#### [Information provided]

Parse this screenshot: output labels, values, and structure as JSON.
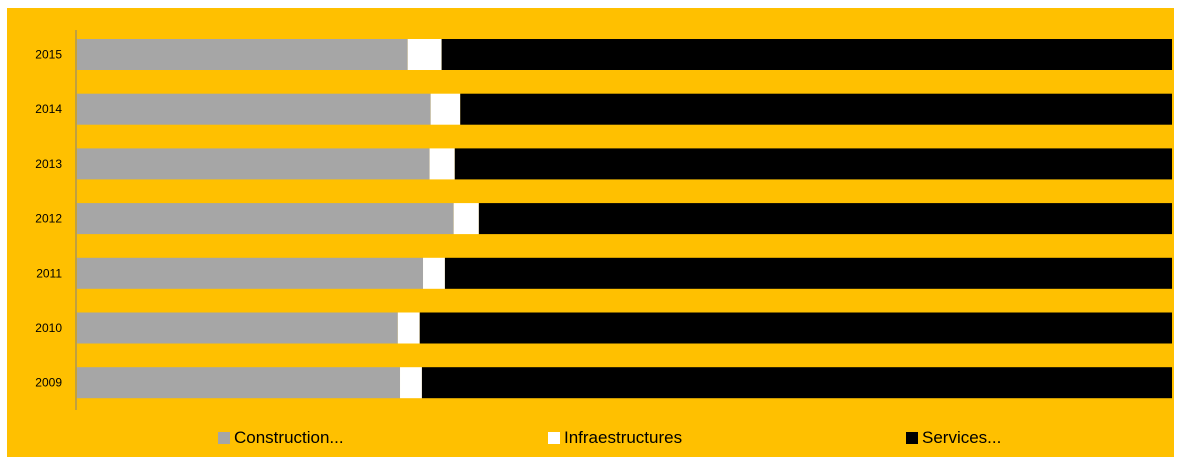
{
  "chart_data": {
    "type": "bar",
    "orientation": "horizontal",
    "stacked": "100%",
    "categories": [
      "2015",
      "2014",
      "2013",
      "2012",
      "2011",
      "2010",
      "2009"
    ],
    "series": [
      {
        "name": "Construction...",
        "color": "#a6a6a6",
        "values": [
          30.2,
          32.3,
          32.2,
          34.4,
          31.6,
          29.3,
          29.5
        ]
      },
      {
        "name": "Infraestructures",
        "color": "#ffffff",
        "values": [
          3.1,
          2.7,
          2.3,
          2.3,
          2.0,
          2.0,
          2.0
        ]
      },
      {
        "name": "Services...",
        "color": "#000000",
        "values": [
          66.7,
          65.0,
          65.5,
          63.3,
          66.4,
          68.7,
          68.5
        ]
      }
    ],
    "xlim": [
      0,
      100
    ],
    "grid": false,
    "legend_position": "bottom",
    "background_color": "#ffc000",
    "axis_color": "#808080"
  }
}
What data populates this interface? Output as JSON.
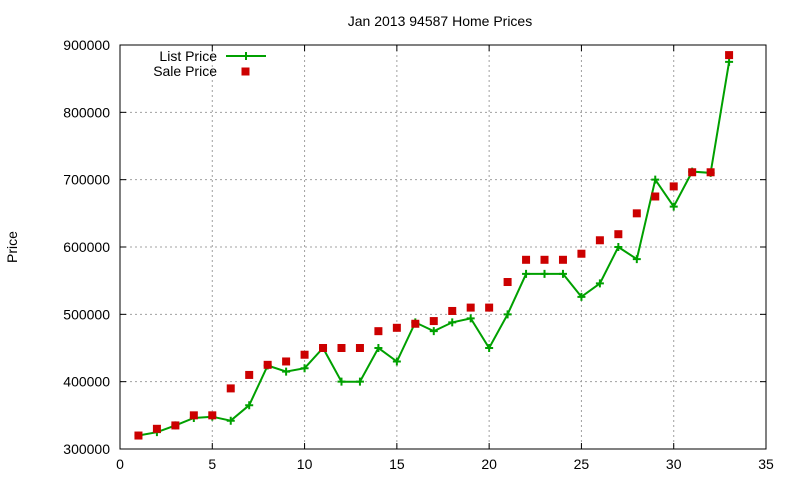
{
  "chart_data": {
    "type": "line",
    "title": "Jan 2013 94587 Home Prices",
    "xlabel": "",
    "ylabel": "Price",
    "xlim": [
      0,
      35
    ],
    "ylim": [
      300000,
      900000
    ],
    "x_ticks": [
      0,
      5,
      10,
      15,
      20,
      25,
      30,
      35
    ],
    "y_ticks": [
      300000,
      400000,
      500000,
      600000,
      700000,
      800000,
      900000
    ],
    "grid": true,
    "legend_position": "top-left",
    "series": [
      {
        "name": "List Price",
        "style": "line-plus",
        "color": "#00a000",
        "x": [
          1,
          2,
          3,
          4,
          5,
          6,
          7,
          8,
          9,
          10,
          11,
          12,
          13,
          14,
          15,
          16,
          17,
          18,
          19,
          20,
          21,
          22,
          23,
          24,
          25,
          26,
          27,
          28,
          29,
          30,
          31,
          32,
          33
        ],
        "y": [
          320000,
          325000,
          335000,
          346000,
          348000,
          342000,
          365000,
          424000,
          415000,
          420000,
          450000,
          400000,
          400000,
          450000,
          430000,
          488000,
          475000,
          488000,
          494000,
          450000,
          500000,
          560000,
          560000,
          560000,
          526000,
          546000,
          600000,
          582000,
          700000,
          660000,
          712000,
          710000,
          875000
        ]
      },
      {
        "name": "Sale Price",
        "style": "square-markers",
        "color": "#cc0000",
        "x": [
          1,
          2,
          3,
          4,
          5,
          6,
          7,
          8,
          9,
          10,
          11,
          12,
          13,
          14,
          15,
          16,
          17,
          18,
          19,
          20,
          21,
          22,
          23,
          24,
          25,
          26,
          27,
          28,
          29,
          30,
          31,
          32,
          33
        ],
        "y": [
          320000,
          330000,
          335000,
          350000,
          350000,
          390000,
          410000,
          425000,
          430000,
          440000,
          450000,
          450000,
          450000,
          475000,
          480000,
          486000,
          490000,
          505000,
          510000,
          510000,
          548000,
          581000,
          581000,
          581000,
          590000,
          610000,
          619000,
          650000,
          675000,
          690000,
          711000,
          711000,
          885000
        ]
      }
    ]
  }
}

#### [What needs to be done]
Reproduce each record above by retyping it exactly; omit all images.

#### [Final result]
Parse this screenshot: output labels, values, and structure as JSON.
{
  "chart_data": {
    "type": "bar",
    "orientation": "horizontal",
    "stacked": "100%",
    "categories": [
      "2015",
      "2014",
      "2013",
      "2012",
      "2011",
      "2010",
      "2009"
    ],
    "series": [
      {
        "name": "Construction...",
        "color": "#a6a6a6",
        "values": [
          30.2,
          32.3,
          32.2,
          34.4,
          31.6,
          29.3,
          29.5
        ]
      },
      {
        "name": "Infraestructures",
        "color": "#ffffff",
        "values": [
          3.1,
          2.7,
          2.3,
          2.3,
          2.0,
          2.0,
          2.0
        ]
      },
      {
        "name": "Services...",
        "color": "#000000",
        "values": [
          66.7,
          65.0,
          65.5,
          63.3,
          66.4,
          68.7,
          68.5
        ]
      }
    ],
    "xlim": [
      0,
      100
    ],
    "grid": false,
    "legend_position": "bottom",
    "background_color": "#ffc000",
    "axis_color": "#808080"
  }
}
What data populates this interface? Output as JSON.
{
  "chart_data": {
    "type": "line",
    "title": "Jan 2013 94587 Home Prices",
    "xlabel": "",
    "ylabel": "Price",
    "xlim": [
      0,
      35
    ],
    "ylim": [
      300000,
      900000
    ],
    "x_ticks": [
      0,
      5,
      10,
      15,
      20,
      25,
      30,
      35
    ],
    "y_ticks": [
      300000,
      400000,
      500000,
      600000,
      700000,
      800000,
      900000
    ],
    "grid": true,
    "legend_position": "top-left",
    "series": [
      {
        "name": "List Price",
        "style": "line-plus",
        "color": "#00a000",
        "x": [
          1,
          2,
          3,
          4,
          5,
          6,
          7,
          8,
          9,
          10,
          11,
          12,
          13,
          14,
          15,
          16,
          17,
          18,
          19,
          20,
          21,
          22,
          23,
          24,
          25,
          26,
          27,
          28,
          29,
          30,
          31,
          32,
          33
        ],
        "y": [
          320000,
          325000,
          335000,
          346000,
          348000,
          342000,
          365000,
          424000,
          415000,
          420000,
          450000,
          400000,
          400000,
          450000,
          430000,
          488000,
          475000,
          488000,
          494000,
          450000,
          500000,
          560000,
          560000,
          560000,
          526000,
          546000,
          600000,
          582000,
          700000,
          660000,
          712000,
          710000,
          875000
        ]
      },
      {
        "name": "Sale Price",
        "style": "square-markers",
        "color": "#cc0000",
        "x": [
          1,
          2,
          3,
          4,
          5,
          6,
          7,
          8,
          9,
          10,
          11,
          12,
          13,
          14,
          15,
          16,
          17,
          18,
          19,
          20,
          21,
          22,
          23,
          24,
          25,
          26,
          27,
          28,
          29,
          30,
          31,
          32,
          33
        ],
        "y": [
          320000,
          330000,
          335000,
          350000,
          350000,
          390000,
          410000,
          425000,
          430000,
          440000,
          450000,
          450000,
          450000,
          475000,
          480000,
          486000,
          490000,
          505000,
          510000,
          510000,
          548000,
          581000,
          581000,
          581000,
          590000,
          610000,
          619000,
          650000,
          675000,
          690000,
          711000,
          711000,
          885000
        ]
      }
    ]
  }
}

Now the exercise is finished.